### Tasks
• 1. Summarize the LeetCode 336 write-up in two sentences.
• 2. Write the next part of the LeetCode 336 write-up, picking up after its last sentence.

### Document text
'''

LeetCode 336: Palindrome Pairs

Problem Restatement

We are given a 0-indexed array of unique strings words.

Return all pairs of different indices (i, j) such that:

words[i] + words[j]

is a palindrome.

A palindrome reads the same forward and backward.

For example:

"abccba"
"racecar"
""

are palindromes.

The problem asks for all valid pairs, not only one pair. The words are unique, and LeetCode asks for an algorithm close to the total input size. The standard hash-map split solution is commonly accepted, though its exact bound depends on substring and palindrome-check costs in the language.

Input and Output

Item	Meaning
Input	`words`, a list of unique strings
Output	List of index pairs `[i, j]`
Condition	`i != j`
Valid pair	`words[i] + words[j]` is a palindrome

Function shape:

def palindromePairs(words: list[str]) -> list[list[int]]:
    ...

Examples

Example 1:

Input: words = ["abcd","dcba","lls","s","sssll"]
Output: [[0,1],[1,0],[3,2],[2,4]]

Valid concatenations:

Pair	Concatenation
`[0, 1]`	`"abcd" + "dcba" = "abcddcba"`
`[1, 0]`	`"dcba" + "abcd" = "dcbaabcd"`
`[3, 2]`	`"s" + "lls" = "slls"`
`[2, 4]`	`"lls" + "sssll" = "llssssll"`

Example 2:

Input: words = ["bat","tab","cat"]
Output: [[0,1],[1,0]]

Valid concatenations:

"bat" + "tab" = "battab"
"tab" + "bat" = "tabbat"

Example 3:

Input: words = ["a",""]
Output: [[0,1],[1,0]]

The empty string can pair with any palindrome word.

"a" + "" = "a"
"" + "a" = "a"

First Thought: Try Every Pair

The simplest method is to try every ordered pair (i, j).

For each pair:

Skip if i == j.
Concatenate words[i] + words[j].
Check whether the result is a palindrome.

class Solution:
    def palindromePairs(self, words: list[str]) -> list[list[int]]:
        def is_palindrome(s: str) -> bool:
            return s == s[::-1]

        ans = []

        for i in range(len(words)):
            for j in range(len(words)):
                if i == j:
                    continue

                if is_palindrome(words[i] + words[j]):
                    ans.append([i, j])

        return ans

This is correct, but too slow.

If there are n words and each word has length up to k, this takes about:

O(n^2 * k)

The number of word pairs can be very large.

Key Insight

For two words a and b, the concatenation:

a + b

is a palindrome only if the unmatched part of one word is the reverse of the other word.

Instead of trying every second word, split each word into two parts:

word = prefix + suffix

There are two useful cases.

Case 1:

If prefix is a palindrome, then we need another word equal to reverse(suffix) placed before the current word.

reverse(suffix) + prefix + suffix

Since prefix is already a palindrome, the outer parts match.

This gives a pair:

[index_of_reverse_suffix, current_index]

Case 2:

If suffix is a palindrome, then we need another word equal to reverse(prefix) placed after the current word.

'''

### Supplied information
'''

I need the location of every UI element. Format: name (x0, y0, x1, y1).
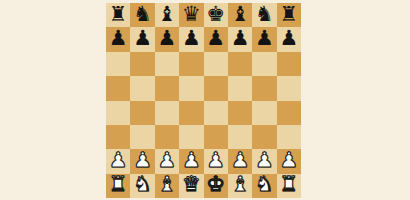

'''

### Answers for this exercise
• 1. The problem asks for every pair of different indices (i, j) in an array of unique strings where words[i] + words[j] is a palindrome. Checking every ordered pair is correct but takes about O(n^2 * k) time, so a faster approach splits each word into a prefix and a suffix and, when one part is a palindrome, looks for another word equal to the reverse of the other part to place before or after it.

• 2.
prefix + suffix + reverse(prefix)

Since suffix is already a palindrome, the outer parts match.

This gives a pair:

[current_index, index_of_reverse_prefix]

We can find these needed reversed words in O(1) average time using a hash map.

Algorithm

Build a dictionary:

word -> index

Then for each word:

Try every split position from 0 to len(word).
Let:

prefix = word[:cut]
suffix = word[cut:]

If prefix is a palindrome:
1. Look for suffix[::-1] in the dictionary.
2. If found at another index, add [that_index, i].
If suffix is a palindrome:
1. Look for prefix[::-1] in the dictionary.
2. If found at another index, add [i, that_index].

There is one duplication issue.

When cut == len(word), the suffix is empty. If we also handle empty-prefix cases carelessly, some pairs can be added twice. A simple fix is to run the suffix case only when cut != len(word).

Walkthrough

Use:

words = ["abcd","dcba","lls","s","sssll"]

Dictionary:

"abcd"  -> 0
"dcba"  -> 1
"lls"   -> 2
"s"     -> 3
"sssll" -> 4

For word "abcd" at index 0.

One split is:

prefix = "abcd"
suffix = ""

The suffix is a palindrome.

We need:

reverse(prefix) = "dcba"

That exists at index 1, so add:

[0, 1]

For word "dcba" at index 1, similarly we find "abcd" and add:

[1, 0]

For word "lls" at index 2.

Split:

prefix = "ll"
suffix = "s"

The suffix "s" is a palindrome.

We need:

reverse(prefix) = "ll"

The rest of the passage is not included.